Job — Gather from the listing below each line that includes the word "pyłu", and copy it.

Data section —
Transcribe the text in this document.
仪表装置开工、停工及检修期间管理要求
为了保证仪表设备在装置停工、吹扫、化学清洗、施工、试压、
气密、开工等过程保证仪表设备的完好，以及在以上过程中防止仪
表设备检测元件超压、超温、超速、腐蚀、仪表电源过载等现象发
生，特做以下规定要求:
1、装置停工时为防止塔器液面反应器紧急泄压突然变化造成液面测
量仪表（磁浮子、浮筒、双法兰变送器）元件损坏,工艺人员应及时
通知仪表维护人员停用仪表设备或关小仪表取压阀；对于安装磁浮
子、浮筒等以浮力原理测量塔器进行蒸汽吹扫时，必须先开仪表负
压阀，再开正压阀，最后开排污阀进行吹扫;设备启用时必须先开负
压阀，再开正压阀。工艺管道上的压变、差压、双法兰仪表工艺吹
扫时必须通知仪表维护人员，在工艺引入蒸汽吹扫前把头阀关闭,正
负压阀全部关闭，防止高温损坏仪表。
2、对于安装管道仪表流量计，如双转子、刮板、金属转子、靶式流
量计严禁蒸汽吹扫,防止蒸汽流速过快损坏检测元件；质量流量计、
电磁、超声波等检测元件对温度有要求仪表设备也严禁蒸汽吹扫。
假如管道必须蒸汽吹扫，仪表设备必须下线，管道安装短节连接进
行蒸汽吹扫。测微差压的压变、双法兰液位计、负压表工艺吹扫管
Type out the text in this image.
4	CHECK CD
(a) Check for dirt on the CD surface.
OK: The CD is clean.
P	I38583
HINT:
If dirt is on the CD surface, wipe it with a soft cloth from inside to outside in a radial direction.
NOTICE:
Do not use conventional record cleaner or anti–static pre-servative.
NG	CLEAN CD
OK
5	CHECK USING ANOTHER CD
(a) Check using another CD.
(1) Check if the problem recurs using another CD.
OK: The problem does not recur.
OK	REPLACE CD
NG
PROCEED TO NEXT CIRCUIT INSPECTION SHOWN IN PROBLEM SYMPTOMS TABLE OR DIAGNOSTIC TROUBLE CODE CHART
---
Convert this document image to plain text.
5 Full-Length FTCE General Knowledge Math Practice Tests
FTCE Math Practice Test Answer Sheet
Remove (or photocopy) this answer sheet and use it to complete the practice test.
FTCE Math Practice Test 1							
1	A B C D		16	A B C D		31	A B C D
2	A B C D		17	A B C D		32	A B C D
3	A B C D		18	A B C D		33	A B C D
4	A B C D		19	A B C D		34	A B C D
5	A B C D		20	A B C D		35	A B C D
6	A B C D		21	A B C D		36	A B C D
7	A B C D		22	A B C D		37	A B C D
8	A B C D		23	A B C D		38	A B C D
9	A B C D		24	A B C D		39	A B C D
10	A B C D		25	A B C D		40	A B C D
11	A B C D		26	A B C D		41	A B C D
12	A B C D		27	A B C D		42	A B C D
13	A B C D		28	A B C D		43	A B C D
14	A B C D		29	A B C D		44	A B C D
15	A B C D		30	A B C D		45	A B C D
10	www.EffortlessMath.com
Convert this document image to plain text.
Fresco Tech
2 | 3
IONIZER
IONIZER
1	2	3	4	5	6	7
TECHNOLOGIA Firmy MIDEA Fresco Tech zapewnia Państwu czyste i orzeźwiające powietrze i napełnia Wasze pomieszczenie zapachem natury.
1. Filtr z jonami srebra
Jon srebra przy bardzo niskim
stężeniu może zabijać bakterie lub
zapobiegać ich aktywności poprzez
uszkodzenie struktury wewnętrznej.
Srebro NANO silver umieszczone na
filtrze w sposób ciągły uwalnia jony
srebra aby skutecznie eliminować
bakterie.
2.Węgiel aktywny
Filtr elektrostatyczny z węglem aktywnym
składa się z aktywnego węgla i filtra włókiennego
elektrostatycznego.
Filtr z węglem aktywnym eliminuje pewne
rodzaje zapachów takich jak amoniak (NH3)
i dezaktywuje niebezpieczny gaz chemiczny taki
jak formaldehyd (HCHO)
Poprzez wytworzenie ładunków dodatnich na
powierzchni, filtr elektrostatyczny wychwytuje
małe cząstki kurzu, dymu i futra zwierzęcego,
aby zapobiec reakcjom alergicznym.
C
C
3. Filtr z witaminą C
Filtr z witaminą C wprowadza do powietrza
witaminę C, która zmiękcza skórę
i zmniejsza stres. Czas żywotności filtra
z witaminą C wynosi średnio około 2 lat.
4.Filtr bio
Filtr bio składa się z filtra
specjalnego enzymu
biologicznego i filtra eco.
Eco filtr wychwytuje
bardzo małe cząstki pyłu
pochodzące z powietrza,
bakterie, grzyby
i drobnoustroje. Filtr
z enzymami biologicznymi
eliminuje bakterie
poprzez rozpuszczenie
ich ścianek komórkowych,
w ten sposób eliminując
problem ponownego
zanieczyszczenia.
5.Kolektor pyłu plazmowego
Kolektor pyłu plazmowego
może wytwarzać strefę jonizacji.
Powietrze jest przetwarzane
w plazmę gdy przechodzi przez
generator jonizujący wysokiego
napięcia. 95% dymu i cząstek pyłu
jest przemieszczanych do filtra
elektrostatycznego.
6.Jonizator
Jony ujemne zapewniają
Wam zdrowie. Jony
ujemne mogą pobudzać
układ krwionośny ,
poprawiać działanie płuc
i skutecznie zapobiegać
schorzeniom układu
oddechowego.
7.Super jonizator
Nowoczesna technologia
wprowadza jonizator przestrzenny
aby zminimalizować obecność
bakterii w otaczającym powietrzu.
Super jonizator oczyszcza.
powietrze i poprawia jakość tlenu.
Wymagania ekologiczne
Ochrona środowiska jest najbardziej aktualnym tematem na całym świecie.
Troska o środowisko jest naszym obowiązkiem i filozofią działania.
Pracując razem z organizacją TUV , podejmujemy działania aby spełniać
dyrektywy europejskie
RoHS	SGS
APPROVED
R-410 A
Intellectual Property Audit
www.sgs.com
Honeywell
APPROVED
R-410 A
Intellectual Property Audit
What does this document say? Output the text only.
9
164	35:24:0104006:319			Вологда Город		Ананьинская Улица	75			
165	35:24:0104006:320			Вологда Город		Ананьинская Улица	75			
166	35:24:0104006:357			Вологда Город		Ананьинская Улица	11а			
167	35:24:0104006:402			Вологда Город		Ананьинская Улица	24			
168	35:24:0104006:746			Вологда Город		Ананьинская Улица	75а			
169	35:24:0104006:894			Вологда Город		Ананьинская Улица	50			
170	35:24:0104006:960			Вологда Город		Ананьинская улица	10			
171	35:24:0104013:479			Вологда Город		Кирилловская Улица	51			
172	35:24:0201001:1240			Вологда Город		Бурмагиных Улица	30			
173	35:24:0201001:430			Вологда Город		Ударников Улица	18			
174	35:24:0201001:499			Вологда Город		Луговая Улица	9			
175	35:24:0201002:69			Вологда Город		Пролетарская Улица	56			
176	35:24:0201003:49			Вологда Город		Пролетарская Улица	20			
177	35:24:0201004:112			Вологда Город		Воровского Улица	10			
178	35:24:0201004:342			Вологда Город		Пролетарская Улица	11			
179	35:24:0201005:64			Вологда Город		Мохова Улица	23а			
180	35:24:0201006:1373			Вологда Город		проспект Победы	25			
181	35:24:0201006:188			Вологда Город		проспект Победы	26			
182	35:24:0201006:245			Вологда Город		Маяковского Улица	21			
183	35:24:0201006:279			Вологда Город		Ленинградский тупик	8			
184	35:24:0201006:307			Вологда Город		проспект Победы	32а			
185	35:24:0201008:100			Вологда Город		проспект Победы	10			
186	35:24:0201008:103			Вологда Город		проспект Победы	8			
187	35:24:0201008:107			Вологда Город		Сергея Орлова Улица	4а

Solution to this exercise —
bardzo małe cząstki pyłu
5.Kolektor pyłu plazmowego
Kolektor pyłu plazmowego
napięcia. 95% dymu i cząstek pyłu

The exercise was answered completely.